— BEGIN Data listing —
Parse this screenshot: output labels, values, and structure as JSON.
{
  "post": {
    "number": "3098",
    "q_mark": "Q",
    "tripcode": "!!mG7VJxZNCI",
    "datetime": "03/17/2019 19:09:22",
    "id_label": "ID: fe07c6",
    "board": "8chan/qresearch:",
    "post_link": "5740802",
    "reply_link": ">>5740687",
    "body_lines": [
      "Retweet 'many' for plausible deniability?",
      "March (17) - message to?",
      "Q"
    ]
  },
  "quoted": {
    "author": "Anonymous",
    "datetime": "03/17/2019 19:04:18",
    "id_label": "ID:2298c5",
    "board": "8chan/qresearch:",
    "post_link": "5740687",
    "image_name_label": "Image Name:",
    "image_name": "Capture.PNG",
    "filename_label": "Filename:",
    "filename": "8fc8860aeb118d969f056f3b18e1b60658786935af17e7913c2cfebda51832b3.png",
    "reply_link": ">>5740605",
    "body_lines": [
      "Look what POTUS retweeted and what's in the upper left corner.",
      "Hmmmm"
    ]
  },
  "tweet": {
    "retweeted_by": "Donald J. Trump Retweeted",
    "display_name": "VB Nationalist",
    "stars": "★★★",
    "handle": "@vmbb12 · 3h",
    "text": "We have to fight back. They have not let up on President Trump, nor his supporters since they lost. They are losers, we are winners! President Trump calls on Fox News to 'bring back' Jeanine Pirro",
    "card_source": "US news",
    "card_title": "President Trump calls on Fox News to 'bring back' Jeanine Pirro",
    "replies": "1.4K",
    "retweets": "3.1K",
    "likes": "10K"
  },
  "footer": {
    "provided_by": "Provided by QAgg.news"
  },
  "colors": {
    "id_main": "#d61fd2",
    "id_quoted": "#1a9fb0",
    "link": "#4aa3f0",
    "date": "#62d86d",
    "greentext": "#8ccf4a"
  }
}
— END Data listing —
Return all of the entries exactly as written.

Parse this screenshot: output labels, values, and structure as JSON.
{
  "post": {
    "number": "3098",
    "q_mark": "Q",
    "tripcode": "!!mG7VJxZNCI",
    "datetime": "03/17/2019 19:09:22",
    "id_label": "ID: fe07c6",
    "board": "8chan/qresearch:",
    "post_link": "5740802",
    "reply_link": ">>5740687",
    "body_lines": [
      "Retweet 'many' for plausible deniability?",
      "March (17) - message to?",
      "Q"
    ]
  },
  "quoted": {
    "author": "Anonymous",
    "datetime": "03/17/2019 19:04:18",
    "id_label": "ID:2298c5",
    "board": "8chan/qresearch:",
    "post_link": "5740687",
    "image_name_label": "Image Name:",
    "image_name": "Capture.PNG",
    "filename_label": "Filename:",
    "filename": "8fc8860aeb118d969f056f3b18e1b60658786935af17e7913c2cfebda51832b3.png",
    "reply_link": ">>5740605",
    "body_lines": [
      "Look what POTUS retweeted and what's in the upper left corner.",
      "Hmmmm"
    ]
  },
  "tweet": {
    "retweeted_by": "Donald J. Trump Retweeted",
    "display_name": "VB Nationalist",
    "stars": "★★★",
    "handle": "@vmbb12 · 3h",
    "text": "We have to fight back. They have not let up on President Trump, nor his supporters since they lost. They are losers, we are winners! President Trump calls on Fox News to 'bring back' Jeanine Pirro",
    "card_source": "US news",
    "card_title": "President Trump calls on Fox News to 'bring back' Jeanine Pirro",
    "replies": "1.4K",
    "retweets": "3.1K",
    "likes": "10K"
  },
  "footer": {
    "provided_by": "Provided by QAgg.news"
  },
  "colors": {
    "id_main": "#d61fd2",
    "id_quoted": "#1a9fb0",
    "link": "#4aa3f0",
    "date": "#62d86d",
    "greentext": "#8ccf4a"
  }
}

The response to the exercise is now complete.